— Brief —
Scan the material for the word "ylabel", and copy each line where it shows up.

— Records provided —
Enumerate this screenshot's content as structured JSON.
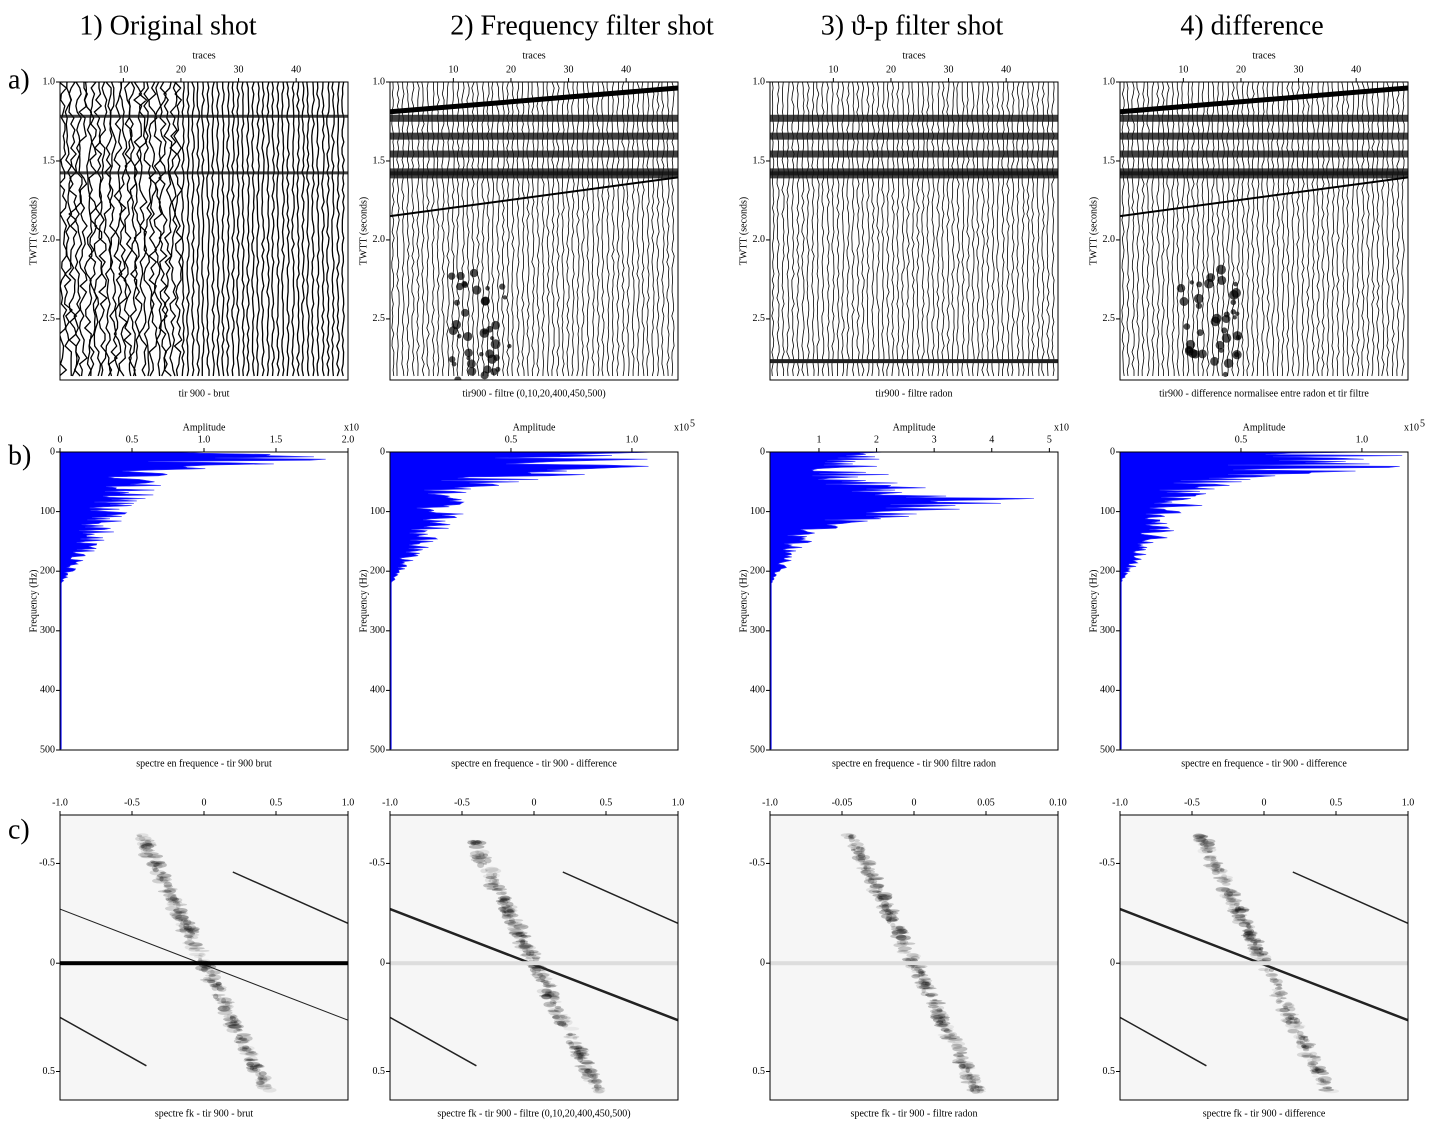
{
  "columns": [
    {
      "title": "1) Original shot"
    },
    {
      "title": "2) Frequency filter shot"
    },
    {
      "title": "3) ϑ-p filter shot"
    },
    {
      "title": "4) difference"
    }
  ],
  "rows": [
    {
      "label": "a)",
      "panels": [
        {
          "x_axis_label": "traces",
          "x_ticks": [
            "10",
            "20",
            "30",
            "40"
          ],
          "y_axis_label": "TWTT (seconds)",
          "y_ticks": [
            "1.0",
            "1.5",
            "2.0",
            "2.5"
          ],
          "caption": "tir 900 - brut"
        },
        {
          "x_axis_label": "traces",
          "x_ticks": [
            "10",
            "20",
            "30",
            "40"
          ],
          "y_axis_label": "TWTT (seconds)",
          "y_ticks": [
            "1.0",
            "1.5",
            "2.0",
            "2.5"
          ],
          "caption": "tir900 - filtre (0,10,20,400,450,500)"
        },
        {
          "x_axis_label": "traces",
          "x_ticks": [
            "10",
            "20",
            "30",
            "40"
          ],
          "y_axis_label": "TWTT (seconds)",
          "y_ticks": [
            "1.0",
            "1.5",
            "2.0",
            "2.5"
          ],
          "caption": "tir900 - filtre radon"
        },
        {
          "x_axis_label": "traces",
          "x_ticks": [
            "10",
            "20",
            "30",
            "40"
          ],
          "y_axis_label": "TWTT (seconds)",
          "y_ticks": [
            "1.0",
            "1.5",
            "2.0",
            "2.5"
          ],
          "caption": "tir900 - difference normalisee entre radon et tir filtre"
        }
      ]
    },
    {
      "label": "b)",
      "panels": [
        {
          "x_axis_label": "Amplitude",
          "x_ticks": [
            "0",
            "0.5",
            "1.0",
            "1.5",
            "2.0"
          ],
          "multiplier": "x10",
          "y_axis_label": "Frequency (Hz)",
          "y_ticks": [
            "0",
            "100",
            "200",
            "300",
            "400",
            "500"
          ],
          "caption": "spectre en frequence - tir 900 brut"
        },
        {
          "x_axis_label": "Amplitude",
          "x_ticks": [
            "0.5",
            "1.0"
          ],
          "multiplier": "x10",
          "exponent": "5",
          "y_axis_label": "Frequency (Hz)",
          "y_ticks": [
            "0",
            "100",
            "200",
            "300",
            "400",
            "500"
          ],
          "caption": "spectre en frequence - tir 900 - difference"
        },
        {
          "x_axis_label": "Amplitude",
          "x_ticks": [
            "1",
            "2",
            "3",
            "4",
            "5"
          ],
          "multiplier": "x10",
          "y_axis_label": "Frequency (Hz)",
          "y_ticks": [
            "0",
            "100",
            "200",
            "300",
            "400",
            "500"
          ],
          "caption": "spectre en frequence - tir 900 filtre radon"
        },
        {
          "x_axis_label": "Amplitude",
          "x_ticks": [
            "0.5",
            "1.0"
          ],
          "multiplier": "x10",
          "exponent": "5",
          "y_axis_label": "Frequency (Hz)",
          "y_ticks": [
            "0",
            "100",
            "200",
            "300",
            "400",
            "500"
          ],
          "caption": "spectre en frequence - tir 900 - difference"
        }
      ]
    },
    {
      "label": "c)",
      "panels": [
        {
          "x_ticks": [
            "-1.0",
            "-0.5",
            "0",
            "0.5",
            "1.0"
          ],
          "y_ticks": [
            "-0.5",
            "0",
            "0.5"
          ],
          "caption": "spectre fk - tir 900 - brut"
        },
        {
          "x_ticks": [
            "-1.0",
            "-0.5",
            "0",
            "0.5",
            "1.0"
          ],
          "y_ticks": [
            "-0.5",
            "0",
            "0.5"
          ],
          "caption": "spectre fk - tir 900 - filtre (0,10,20,400,450,500)"
        },
        {
          "x_ticks": [
            "-1.0",
            "-0.05",
            "0",
            "0.05",
            "0.10"
          ],
          "y_ticks": [
            "-0.5",
            "0",
            "0.5"
          ],
          "caption": "spectre fk - tir 900 - filtre radon"
        },
        {
          "x_ticks": [
            "-1.0",
            "-0.5",
            "0",
            "0.5",
            "1.0"
          ],
          "y_ticks": [
            "-0.5",
            "0",
            "0.5"
          ],
          "caption": "spectre fk - tir 900 - difference"
        }
      ]
    }
  ]
}
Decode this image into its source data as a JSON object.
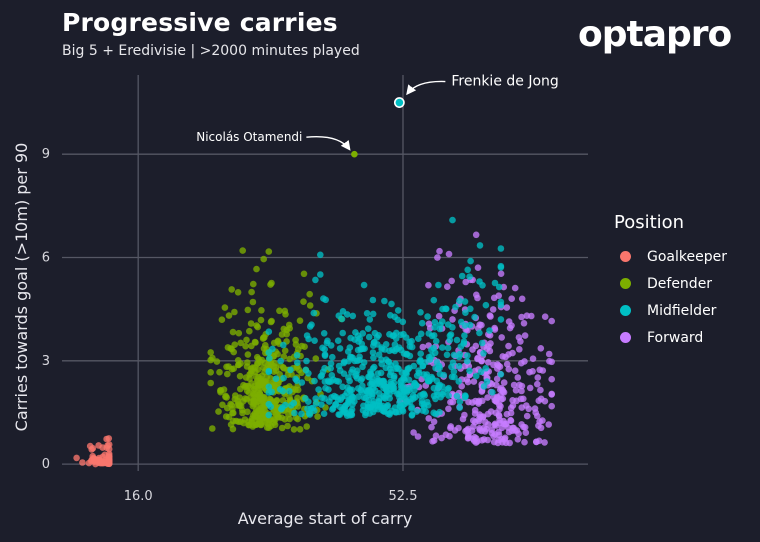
{
  "title": "Progressive carries",
  "subtitle": "Big 5 + Eredivisie  |  >2000 minutes played",
  "logo_text": "optapro",
  "chart_data": {
    "type": "scatter",
    "xlabel": "Average start of carry",
    "ylabel": "Carries towards goal (>10m) per 90",
    "xticks": [
      16.0,
      52.5
    ],
    "xtick_labels": [
      "16.0",
      "52.5"
    ],
    "yticks": [
      0,
      3,
      6,
      9
    ],
    "xlim": [
      5.5,
      78
    ],
    "ylim": [
      -0.2,
      11.3
    ],
    "grid": true,
    "legend_position": "right",
    "legend_title": "Position",
    "series": [
      {
        "name": "Goalkeeper",
        "color": "#f8766d",
        "n": 70,
        "cx": [
          7,
          12
        ],
        "cy": [
          0,
          0.5
        ],
        "mode": "gk"
      },
      {
        "name": "Defender",
        "color": "#7cae00",
        "n": 420,
        "cx": [
          26,
          42
        ],
        "cy": [
          0.2,
          6.2
        ],
        "mode": "def"
      },
      {
        "name": "Midfielder",
        "color": "#00bfc4",
        "n": 560,
        "cx": [
          34,
          66
        ],
        "cy": [
          0.2,
          8.6
        ],
        "mode": "mid"
      },
      {
        "name": "Forward",
        "color": "#c77cff",
        "n": 340,
        "cx": [
          50,
          73
        ],
        "cy": [
          0.2,
          7.8
        ],
        "mode": "fwd"
      }
    ],
    "highlights": [
      {
        "label": "Frenkie de Jong",
        "x": 52.0,
        "y": 10.5,
        "color": "#00bfc4"
      },
      {
        "label": "Nicolás Otamendi",
        "x": 45.8,
        "y": 9.0,
        "color": "#7cae00"
      }
    ]
  }
}
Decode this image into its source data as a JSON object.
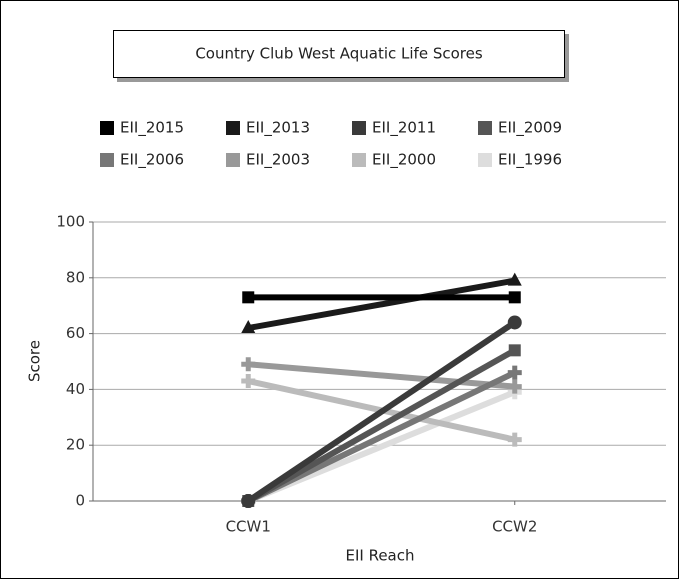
{
  "chart_data": {
    "type": "line",
    "title": "Country Club West Aquatic Life Scores",
    "x_label": "EII Reach",
    "y_label": "Score",
    "categories": [
      "CCW1",
      "CCW2"
    ],
    "ylim": [
      0,
      100
    ],
    "yticks": [
      0,
      20,
      40,
      60,
      80,
      100
    ],
    "grid": true,
    "series": [
      {
        "name": "EII_2015",
        "color": "#000000",
        "marker": "square",
        "values": [
          73,
          73
        ]
      },
      {
        "name": "EII_2013",
        "color": "#1a1a1a",
        "marker": "triangle",
        "values": [
          62,
          79
        ]
      },
      {
        "name": "EII_2011",
        "color": "#3a3a3a",
        "marker": "circle",
        "values": [
          0,
          64
        ]
      },
      {
        "name": "EII_2009",
        "color": "#555555",
        "marker": "square",
        "values": [
          0,
          54
        ]
      },
      {
        "name": "EII_2006",
        "color": "#777777",
        "marker": "plus",
        "values": [
          0,
          46
        ]
      },
      {
        "name": "EII_2003",
        "color": "#999999",
        "marker": "plus",
        "values": [
          49,
          41
        ]
      },
      {
        "name": "EII_2000",
        "color": "#bbbbbb",
        "marker": "plus",
        "values": [
          43,
          22
        ]
      },
      {
        "name": "EII_1996",
        "color": "#dddddd",
        "marker": "plus",
        "values": [
          0,
          39
        ]
      }
    ]
  }
}
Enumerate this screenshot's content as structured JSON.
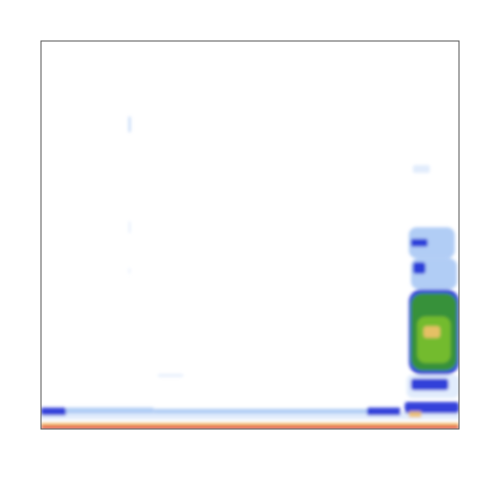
{
  "chart_data": {
    "type": "heatmap",
    "title": "",
    "xlabel": "",
    "ylabel": "",
    "axes_visible": false,
    "tick_labels_visible": false,
    "grid": false,
    "legend": "none",
    "colormap": [
      "#ffffff",
      "#dce9fb",
      "#a9c8f4",
      "#1f2fd6",
      "#3a9a28",
      "#7ac02e",
      "#f2c16b",
      "#e1412a"
    ],
    "x_range": [
      0,
      1
    ],
    "y_range": [
      0,
      1
    ],
    "cells": [
      {
        "x": 0.0,
        "y": 0.0,
        "w": 1.0,
        "h": 0.01,
        "level": 7
      },
      {
        "x": 0.0,
        "y": 0.01,
        "w": 1.0,
        "h": 0.006,
        "level": 6
      },
      {
        "x": 0.0,
        "y": 0.025,
        "w": 1.0,
        "h": 0.02,
        "level": 1
      },
      {
        "x": 0.0,
        "y": 0.035,
        "w": 0.06,
        "h": 0.02,
        "level": 3
      },
      {
        "x": 0.06,
        "y": 0.04,
        "w": 0.21,
        "h": 0.015,
        "level": 2
      },
      {
        "x": 0.27,
        "y": 0.04,
        "w": 0.52,
        "h": 0.012,
        "level": 2
      },
      {
        "x": 0.78,
        "y": 0.035,
        "w": 0.08,
        "h": 0.02,
        "level": 3
      },
      {
        "x": 0.87,
        "y": 0.04,
        "w": 0.13,
        "h": 0.03,
        "level": 3
      },
      {
        "x": 0.88,
        "y": 0.03,
        "w": 0.03,
        "h": 0.015,
        "level": 6
      },
      {
        "x": 0.875,
        "y": 0.08,
        "w": 0.125,
        "h": 0.06,
        "level": 1
      },
      {
        "x": 0.885,
        "y": 0.1,
        "w": 0.09,
        "h": 0.03,
        "level": 3
      },
      {
        "x": 0.88,
        "y": 0.14,
        "w": 0.12,
        "h": 0.22,
        "level": 3
      },
      {
        "x": 0.885,
        "y": 0.15,
        "w": 0.11,
        "h": 0.2,
        "level": 4
      },
      {
        "x": 0.9,
        "y": 0.17,
        "w": 0.08,
        "h": 0.12,
        "level": 5
      },
      {
        "x": 0.915,
        "y": 0.235,
        "w": 0.04,
        "h": 0.03,
        "level": 6
      },
      {
        "x": 0.885,
        "y": 0.36,
        "w": 0.11,
        "h": 0.08,
        "level": 2
      },
      {
        "x": 0.89,
        "y": 0.4,
        "w": 0.03,
        "h": 0.03,
        "level": 3
      },
      {
        "x": 0.88,
        "y": 0.44,
        "w": 0.11,
        "h": 0.08,
        "level": 2
      },
      {
        "x": 0.885,
        "y": 0.47,
        "w": 0.04,
        "h": 0.02,
        "level": 3
      },
      {
        "x": 0.89,
        "y": 0.66,
        "w": 0.04,
        "h": 0.02,
        "level": 1
      },
      {
        "x": 0.21,
        "y": 0.765,
        "w": 0.004,
        "h": 0.04,
        "level": 2
      },
      {
        "x": 0.21,
        "y": 0.505,
        "w": 0.004,
        "h": 0.03,
        "level": 1
      },
      {
        "x": 0.21,
        "y": 0.4,
        "w": 0.003,
        "h": 0.015,
        "level": 1
      },
      {
        "x": 0.28,
        "y": 0.135,
        "w": 0.06,
        "h": 0.006,
        "level": 1
      }
    ]
  }
}
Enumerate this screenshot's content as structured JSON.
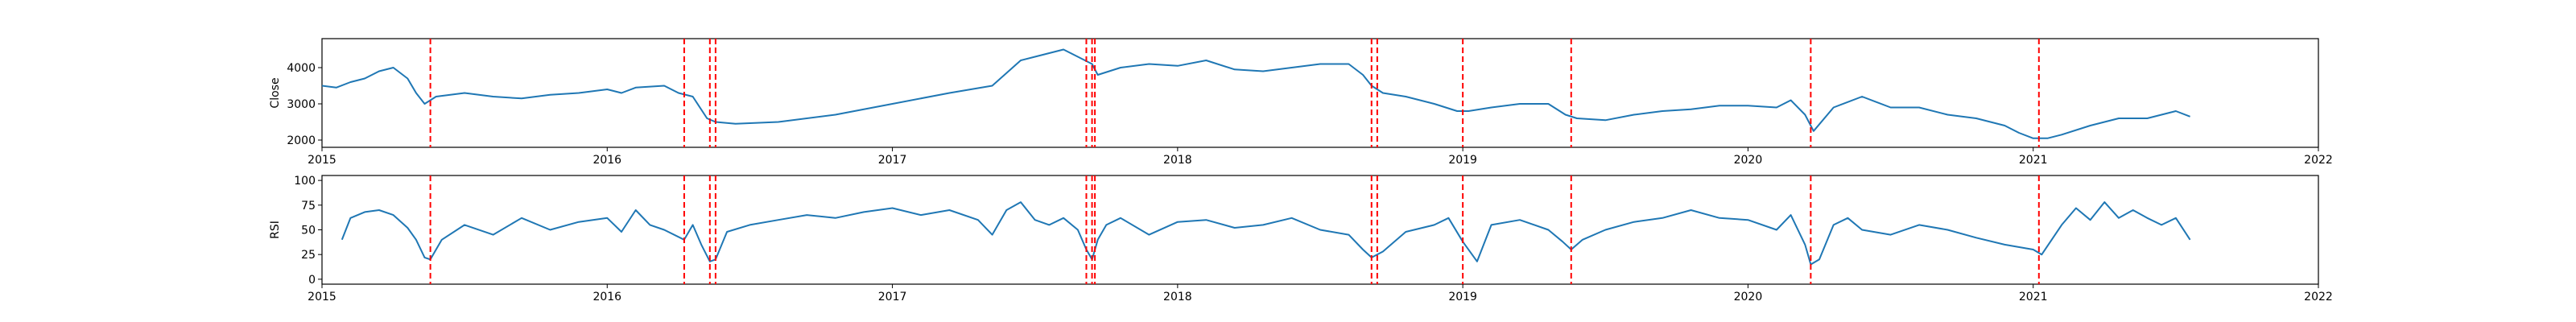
{
  "chart_data": [
    {
      "type": "line",
      "ylabel": "Close",
      "xlim": [
        2015.0,
        2022.0
      ],
      "ylim": [
        1800,
        4800
      ],
      "x_ticks": [
        "2015",
        "2016",
        "2017",
        "2018",
        "2019",
        "2020",
        "2021",
        "2022"
      ],
      "y_ticks": [
        2000,
        3000,
        4000
      ],
      "line_color": "#1f77b4",
      "marker_color": "#ff0000",
      "marker_style": "dashed vertical lines",
      "event_dates": [
        2015.38,
        2016.27,
        2016.36,
        2016.38,
        2017.68,
        2017.7,
        2017.71,
        2018.68,
        2018.7,
        2019.0,
        2019.38,
        2020.22,
        2021.02
      ],
      "series": [
        {
          "x": [
            2015.0,
            2015.05,
            2015.1,
            2015.15,
            2015.2,
            2015.25,
            2015.3,
            2015.33,
            2015.36,
            2015.4,
            2015.5,
            2015.6,
            2015.7,
            2015.8,
            2015.9,
            2016.0,
            2016.05,
            2016.1,
            2016.2,
            2016.25,
            2016.3,
            2016.35,
            2016.38,
            2016.45,
            2016.6,
            2016.8,
            2017.0,
            2017.2,
            2017.35,
            2017.45,
            2017.5,
            2017.55,
            2017.6,
            2017.65,
            2017.7,
            2017.72,
            2017.8,
            2017.9,
            2018.0,
            2018.1,
            2018.2,
            2018.3,
            2018.4,
            2018.5,
            2018.6,
            2018.65,
            2018.68,
            2018.72,
            2018.8,
            2018.9,
            2018.98,
            2019.02,
            2019.1,
            2019.2,
            2019.3,
            2019.36,
            2019.4,
            2019.5,
            2019.6,
            2019.7,
            2019.8,
            2019.9,
            2020.0,
            2020.1,
            2020.15,
            2020.2,
            2020.23,
            2020.3,
            2020.4,
            2020.5,
            2020.6,
            2020.7,
            2020.8,
            2020.9,
            2020.95,
            2021.0,
            2021.05,
            2021.1,
            2021.2,
            2021.3,
            2021.4,
            2021.5,
            2021.55
          ],
          "y": [
            3500,
            3450,
            3600,
            3700,
            3900,
            4000,
            3700,
            3300,
            3000,
            3200,
            3300,
            3200,
            3150,
            3250,
            3300,
            3400,
            3300,
            3450,
            3500,
            3300,
            3200,
            2600,
            2500,
            2450,
            2500,
            2700,
            3000,
            3300,
            3500,
            4200,
            4300,
            4400,
            4500,
            4300,
            4100,
            3800,
            4000,
            4100,
            4050,
            4200,
            3950,
            3900,
            4000,
            4100,
            4100,
            3800,
            3500,
            3300,
            3200,
            3000,
            2800,
            2800,
            2900,
            3000,
            3000,
            2700,
            2600,
            2550,
            2700,
            2800,
            2850,
            2950,
            2950,
            2900,
            3100,
            2700,
            2250,
            2900,
            3200,
            2900,
            2900,
            2700,
            2600,
            2400,
            2200,
            2050,
            2050,
            2150,
            2400,
            2600,
            2600,
            2800,
            2650
          ]
        }
      ]
    },
    {
      "type": "line",
      "ylabel": "RSI",
      "xlim": [
        2015.0,
        2022.0
      ],
      "ylim": [
        -5,
        105
      ],
      "x_ticks": [
        "2015",
        "2016",
        "2017",
        "2018",
        "2019",
        "2020",
        "2021",
        "2022"
      ],
      "y_ticks": [
        0,
        25,
        50,
        75,
        100
      ],
      "line_color": "#1f77b4",
      "marker_color": "#ff0000",
      "marker_style": "dashed vertical lines",
      "event_dates": [
        2015.38,
        2016.27,
        2016.36,
        2016.38,
        2017.68,
        2017.7,
        2017.71,
        2018.68,
        2018.7,
        2019.0,
        2019.38,
        2020.22,
        2021.02
      ],
      "series": [
        {
          "x": [
            2015.07,
            2015.1,
            2015.15,
            2015.2,
            2015.25,
            2015.3,
            2015.33,
            2015.36,
            2015.38,
            2015.42,
            2015.5,
            2015.6,
            2015.7,
            2015.8,
            2015.9,
            2016.0,
            2016.05,
            2016.1,
            2016.15,
            2016.2,
            2016.27,
            2016.3,
            2016.33,
            2016.36,
            2016.38,
            2016.42,
            2016.5,
            2016.6,
            2016.7,
            2016.8,
            2016.9,
            2017.0,
            2017.1,
            2017.2,
            2017.3,
            2017.35,
            2017.4,
            2017.45,
            2017.5,
            2017.55,
            2017.6,
            2017.65,
            2017.68,
            2017.7,
            2017.72,
            2017.75,
            2017.8,
            2017.9,
            2018.0,
            2018.1,
            2018.2,
            2018.3,
            2018.4,
            2018.5,
            2018.6,
            2018.65,
            2018.68,
            2018.72,
            2018.8,
            2018.9,
            2018.95,
            2019.0,
            2019.05,
            2019.1,
            2019.2,
            2019.3,
            2019.35,
            2019.38,
            2019.42,
            2019.5,
            2019.6,
            2019.7,
            2019.8,
            2019.9,
            2020.0,
            2020.1,
            2020.15,
            2020.2,
            2020.22,
            2020.25,
            2020.3,
            2020.35,
            2020.4,
            2020.5,
            2020.6,
            2020.7,
            2020.8,
            2020.9,
            2021.0,
            2021.03,
            2021.1,
            2021.15,
            2021.2,
            2021.25,
            2021.3,
            2021.35,
            2021.4,
            2021.45,
            2021.5,
            2021.55
          ],
          "y": [
            40,
            62,
            68,
            70,
            65,
            52,
            40,
            22,
            20,
            40,
            55,
            45,
            62,
            50,
            58,
            62,
            48,
            70,
            55,
            50,
            40,
            55,
            35,
            18,
            20,
            48,
            55,
            60,
            65,
            62,
            68,
            72,
            65,
            70,
            60,
            45,
            70,
            78,
            60,
            55,
            62,
            50,
            30,
            20,
            40,
            55,
            62,
            45,
            58,
            60,
            52,
            55,
            62,
            50,
            45,
            30,
            22,
            28,
            48,
            55,
            62,
            38,
            18,
            55,
            60,
            50,
            38,
            30,
            40,
            50,
            58,
            62,
            70,
            62,
            60,
            50,
            65,
            35,
            15,
            20,
            55,
            62,
            50,
            45,
            55,
            50,
            42,
            35,
            30,
            25,
            55,
            72,
            60,
            78,
            62,
            70,
            62,
            55,
            62,
            40
          ]
        }
      ]
    }
  ]
}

— Answer for the task —
    "ylabel": "Carries towards goal (>10m) per 90",
    "ylabel": "",
      "ylabel": "Close",
      "ylabel": "RSI",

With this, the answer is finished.